### EXERCISE DATA
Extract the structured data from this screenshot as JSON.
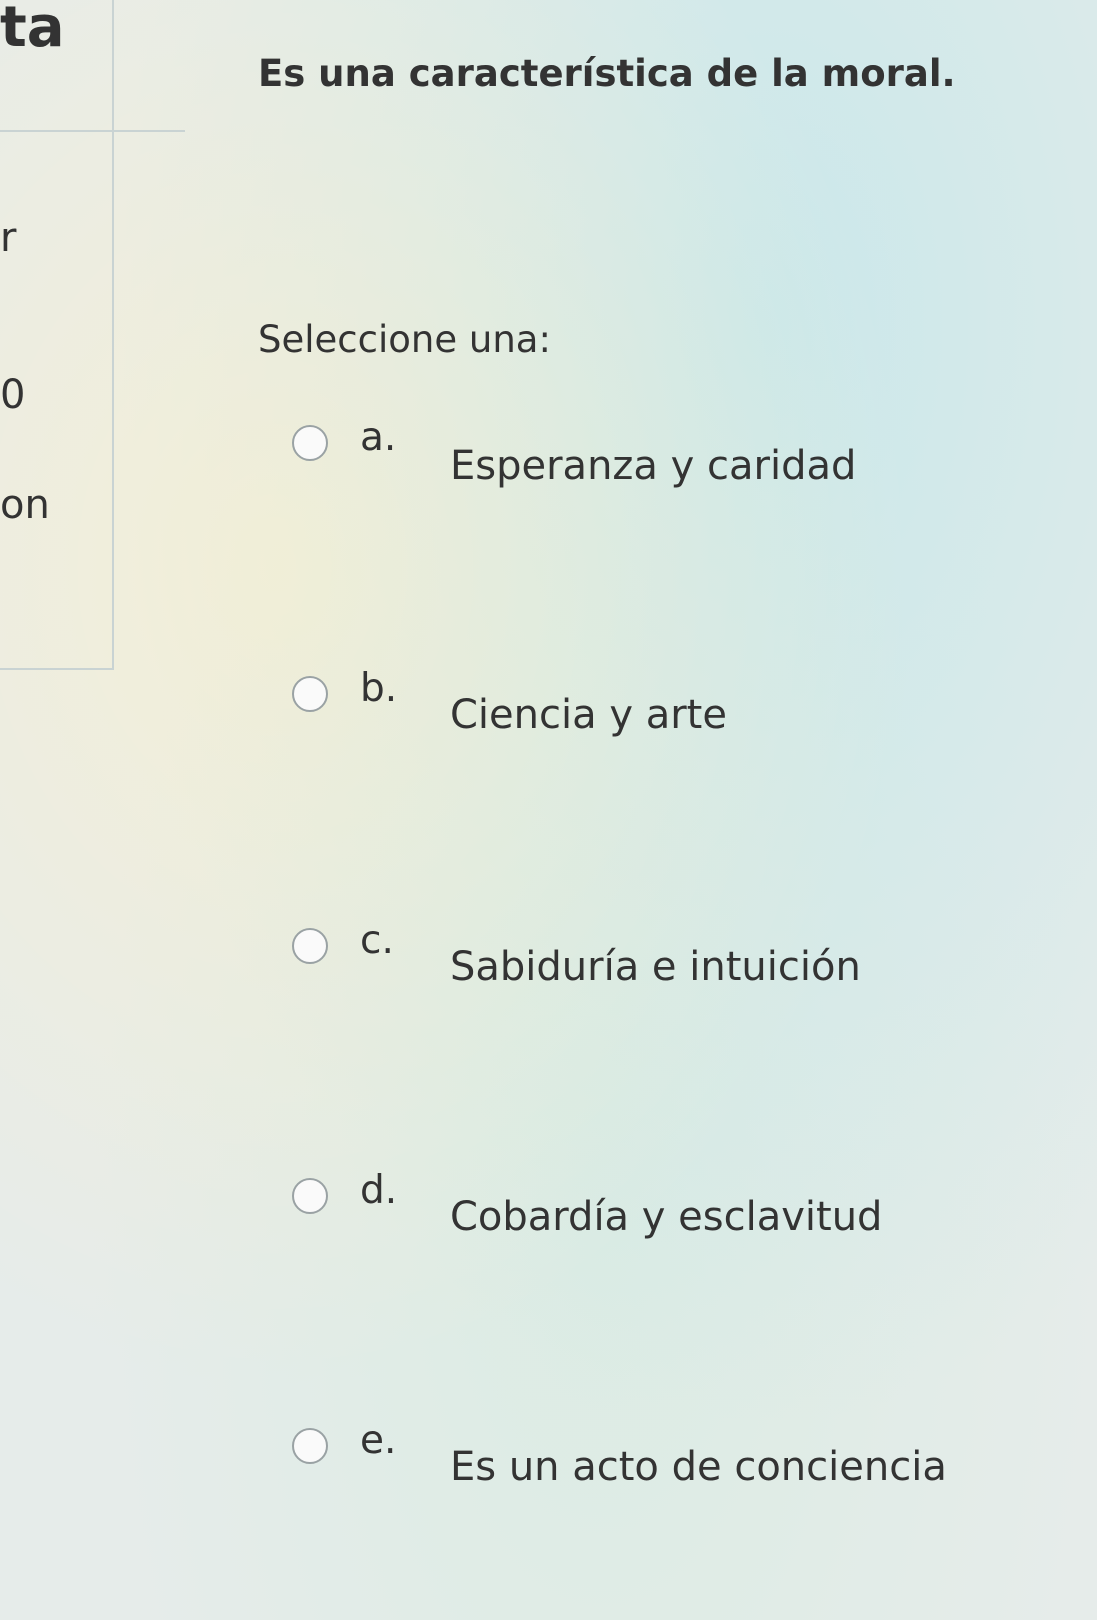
{
  "sidebar": {
    "heading": "ta",
    "line1": "r",
    "line2": "0",
    "line3": "on"
  },
  "question": {
    "text": "Es una característica de la moral.",
    "prompt": "Seleccione una:"
  },
  "options": [
    {
      "letter": "a.",
      "label": "Esperanza y caridad",
      "selected": false
    },
    {
      "letter": "b.",
      "label": "Ciencia y arte",
      "selected": false
    },
    {
      "letter": "c.",
      "label": "Sabiduría e intuición",
      "selected": false
    },
    {
      "letter": "d.",
      "label": "Cobardía y esclavitud",
      "selected": false
    },
    {
      "letter": "e.",
      "label": "Es un acto de conciencia",
      "selected": false
    }
  ]
}
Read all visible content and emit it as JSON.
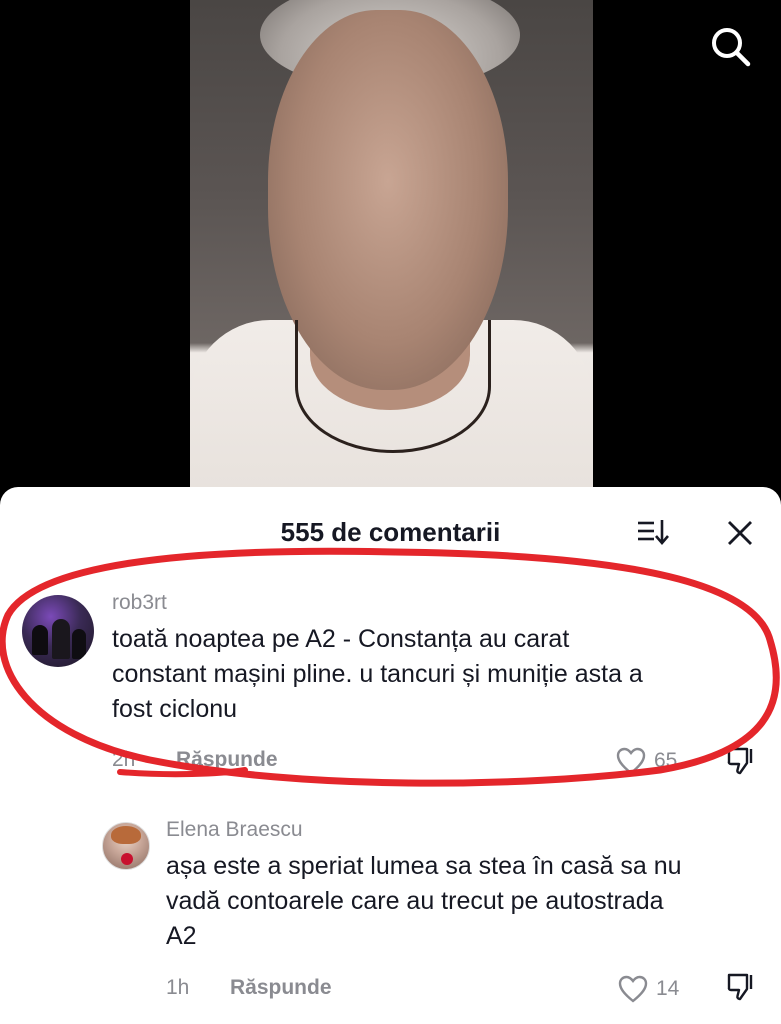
{
  "sheet": {
    "title": "555 de comentarii"
  },
  "comments": [
    {
      "username": "rob3rt",
      "text_lines": [
        "toată noaptea pe A2 - Constanța au carat",
        "constant mașini pline. u tancuri și muniție asta a",
        "fost ciclonu"
      ],
      "time": "2h",
      "reply_label": "Răspunde",
      "likes": "65"
    },
    {
      "username": "Elena Braescu",
      "text_lines": [
        "așa este a speriat lumea sa stea în casă sa nu",
        "vadă contoarele care au trecut pe autostrada",
        "A2"
      ],
      "time": "1h",
      "reply_label": "Răspunde",
      "likes": "14"
    }
  ],
  "icons": {
    "search": "search-icon",
    "sort": "sort-icon",
    "close": "close-icon",
    "like": "heart-icon",
    "dislike": "dislike-icon"
  },
  "colors": {
    "annotation": "#e4262b",
    "text": "#161823",
    "muted": "#8a8b91"
  }
}
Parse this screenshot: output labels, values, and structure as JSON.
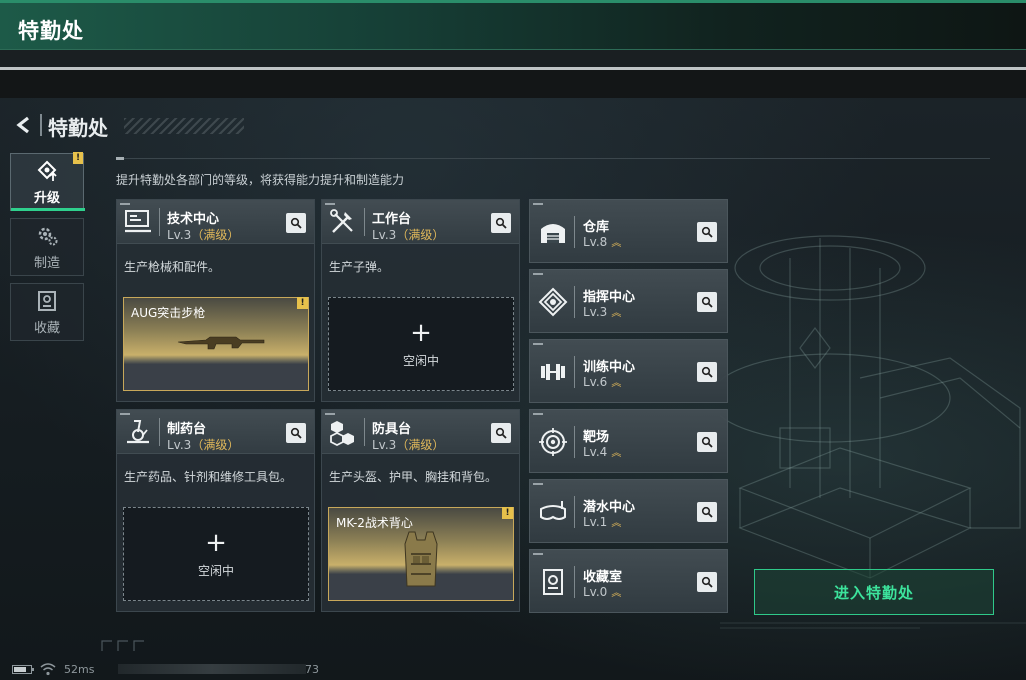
{
  "window": {
    "title": "特勤处"
  },
  "header": {
    "title": "特勤处"
  },
  "nav": {
    "items": [
      {
        "label": "升级",
        "icon": "upgrade-icon",
        "active": true,
        "badge": "!"
      },
      {
        "label": "制造",
        "icon": "gear-icon",
        "active": false
      },
      {
        "label": "收藏",
        "icon": "collection-icon",
        "active": false
      }
    ]
  },
  "subtitle": "提升特勤处各部门的等级，将获得能力提升和制造能力",
  "departments": [
    {
      "name": "技术中心",
      "level": "Lv.3",
      "max_label": "（满级）",
      "icon": "monitor-icon",
      "desc": "生产枪械和配件。",
      "slot": {
        "state": "item",
        "item_name": "AUG突击步枪",
        "badge": "!"
      }
    },
    {
      "name": "工作台",
      "level": "Lv.3",
      "max_label": "（满级）",
      "icon": "tools-icon",
      "desc": "生产子弹。",
      "slot": {
        "state": "empty",
        "plus": "+",
        "empty_label": "空闲中"
      }
    },
    {
      "name": "制药台",
      "level": "Lv.3",
      "max_label": "（满级）",
      "icon": "microscope-icon",
      "desc": "生产药品、针剂和维修工具包。",
      "slot": {
        "state": "empty",
        "plus": "+",
        "empty_label": "空闲中"
      }
    },
    {
      "name": "防具台",
      "level": "Lv.3",
      "max_label": "（满级）",
      "icon": "armor-blocks-icon",
      "desc": "生产头盔、护甲、胸挂和背包。",
      "slot": {
        "state": "item",
        "item_name": "MK-2战术背心",
        "badge": "!"
      }
    }
  ],
  "facilities": [
    {
      "name": "仓库",
      "level": "Lv.8",
      "icon": "warehouse-icon"
    },
    {
      "name": "指挥中心",
      "level": "Lv.3",
      "icon": "command-icon"
    },
    {
      "name": "训练中心",
      "level": "Lv.6",
      "icon": "dumbbell-icon"
    },
    {
      "name": "靶场",
      "level": "Lv.4",
      "icon": "target-icon"
    },
    {
      "name": "潜水中心",
      "level": "Lv.1",
      "icon": "diving-mask-icon"
    },
    {
      "name": "收藏室",
      "level": "Lv.0",
      "icon": "vault-icon"
    }
  ],
  "chevron": "︽",
  "enter_button": {
    "label": "进入特勤处"
  },
  "status": {
    "ping": "52ms",
    "uid_tail": "73"
  },
  "colors": {
    "accent_green": "#2fc98a",
    "gold": "#e0b85a",
    "badge_yellow": "#e7c14b"
  }
}
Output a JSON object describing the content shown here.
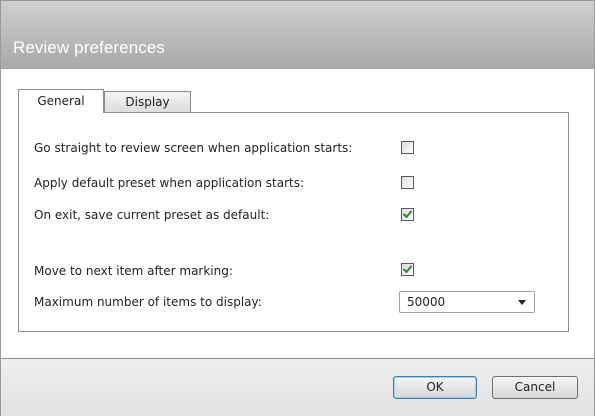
{
  "dialog": {
    "title": "Review preferences"
  },
  "tabs": [
    {
      "label": "General",
      "active": true
    },
    {
      "label": "Display",
      "active": false
    }
  ],
  "options": [
    {
      "label": "Go straight to review screen when application starts:",
      "checked": false
    },
    {
      "label": "Apply default preset when application starts:",
      "checked": false
    },
    {
      "label": "On exit, save current preset as default:",
      "checked": true
    },
    {
      "label": "Move to next item after marking:",
      "checked": true
    }
  ],
  "max_items": {
    "label": "Maximum number of items to display:",
    "selected": "50000"
  },
  "buttons": {
    "ok": "OK",
    "cancel": "Cancel"
  },
  "colors": {
    "title_bar": "#b9b9b9",
    "check_mark": "#2e8b2e",
    "ok_border": "#3c7fb1"
  },
  "icons": {
    "checkmark": "checkmark-icon",
    "dropdown": "chevron-down-icon"
  }
}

### TO BE DONE
Copy the records above exactly. The pictures are not part of the copy.

### COMPLETE OUTPUT
Extract the structured data from this screenshot as JSON.
{
  "sidebar": {
    "heading": "ta",
    "line1": "r",
    "line2": "0",
    "line3": "on"
  },
  "question": {
    "text": "Es una característica de la moral.",
    "prompt": "Seleccione una:"
  },
  "options": [
    {
      "letter": "a.",
      "label": "Esperanza y caridad",
      "selected": false
    },
    {
      "letter": "b.",
      "label": "Ciencia y arte",
      "selected": false
    },
    {
      "letter": "c.",
      "label": "Sabiduría e intuición",
      "selected": false
    },
    {
      "letter": "d.",
      "label": "Cobardía y esclavitud",
      "selected": false
    },
    {
      "letter": "e.",
      "label": "Es un acto de conciencia",
      "selected": false
    }
  ]
}
Read all visible content and emit it as JSON.
{
  "sheet": {
    "title": "555 de comentarii"
  },
  "comments": [
    {
      "username": "rob3rt",
      "text_lines": [
        "toată noaptea pe A2 - Constanța au carat",
        "constant mașini pline. u tancuri și muniție asta a",
        "fost ciclonu"
      ],
      "time": "2h",
      "reply_label": "Răspunde",
      "likes": "65"
    },
    {
      "username": "Elena Braescu",
      "text_lines": [
        "așa este a speriat lumea sa stea în casă sa nu",
        "vadă contoarele care au trecut pe autostrada",
        "A2"
      ],
      "time": "1h",
      "reply_label": "Răspunde",
      "likes": "14"
    }
  ],
  "icons": {
    "search": "search-icon",
    "sort": "sort-icon",
    "close": "close-icon",
    "like": "heart-icon",
    "dislike": "dislike-icon"
  },
  "colors": {
    "annotation": "#e4262b",
    "text": "#161823",
    "muted": "#8a8b91"
  }
}
Parse this screenshot: output labels, values, and structure as JSON.
{
  "window": {
    "title": "特勤处"
  },
  "header": {
    "title": "特勤处"
  },
  "nav": {
    "items": [
      {
        "label": "升级",
        "icon": "upgrade-icon",
        "active": true,
        "badge": "!"
      },
      {
        "label": "制造",
        "icon": "gear-icon",
        "active": false
      },
      {
        "label": "收藏",
        "icon": "collection-icon",
        "active": false
      }
    ]
  },
  "subtitle": "提升特勤处各部门的等级，将获得能力提升和制造能力",
  "departments": [
    {
      "name": "技术中心",
      "level": "Lv.3",
      "max_label": "（满级）",
      "icon": "monitor-icon",
      "desc": "生产枪械和配件。",
      "slot": {
        "state": "item",
        "item_name": "AUG突击步枪",
        "badge": "!"
      }
    },
    {
      "name": "工作台",
      "level": "Lv.3",
      "max_label": "（满级）",
      "icon": "tools-icon",
      "desc": "生产子弹。",
      "slot": {
        "state": "empty",
        "plus": "+",
        "empty_label": "空闲中"
      }
    },
    {
      "name": "制药台",
      "level": "Lv.3",
      "max_label": "（满级）",
      "icon": "microscope-icon",
      "desc": "生产药品、针剂和维修工具包。",
      "slot": {
        "state": "empty",
        "plus": "+",
        "empty_label": "空闲中"
      }
    },
    {
      "name": "防具台",
      "level": "Lv.3",
      "max_label": "（满级）",
      "icon": "armor-blocks-icon",
      "desc": "生产头盔、护甲、胸挂和背包。",
      "slot": {
        "state": "item",
        "item_name": "MK-2战术背心",
        "badge": "!"
      }
    }
  ],
  "facilities": [
    {
      "name": "仓库",
      "level": "Lv.8",
      "icon": "warehouse-icon"
    },
    {
      "name": "指挥中心",
      "level": "Lv.3",
      "icon": "command-icon"
    },
    {
      "name": "训练中心",
      "level": "Lv.6",
      "icon": "dumbbell-icon"
    },
    {
      "name": "靶场",
      "level": "Lv.4",
      "icon": "target-icon"
    },
    {
      "name": "潜水中心",
      "level": "Lv.1",
      "icon": "diving-mask-icon"
    },
    {
      "name": "收藏室",
      "level": "Lv.0",
      "icon": "vault-icon"
    }
  ],
  "chevron": "︽",
  "enter_button": {
    "label": "进入特勤处"
  },
  "status": {
    "ping": "52ms",
    "uid_tail": "73"
  },
  "colors": {
    "accent_green": "#2fc98a",
    "gold": "#e0b85a",
    "badge_yellow": "#e7c14b"
  }
}
Output a JSON object describing the content shown here.
{
  "dialog": {
    "title": "Review preferences"
  },
  "tabs": [
    {
      "label": "General",
      "active": true
    },
    {
      "label": "Display",
      "active": false
    }
  ],
  "options": [
    {
      "label": "Go straight to review screen when application starts:",
      "checked": false
    },
    {
      "label": "Apply default preset when application starts:",
      "checked": false
    },
    {
      "label": "On exit, save current preset as default:",
      "checked": true
    },
    {
      "label": "Move to next item after marking:",
      "checked": true
    }
  ],
  "max_items": {
    "label": "Maximum number of items to display:",
    "selected": "50000"
  },
  "buttons": {
    "ok": "OK",
    "cancel": "Cancel"
  },
  "colors": {
    "title_bar": "#b9b9b9",
    "check_mark": "#2e8b2e",
    "ok_border": "#3c7fb1"
  },
  "icons": {
    "checkmark": "checkmark-icon",
    "dropdown": "chevron-down-icon"
  }
}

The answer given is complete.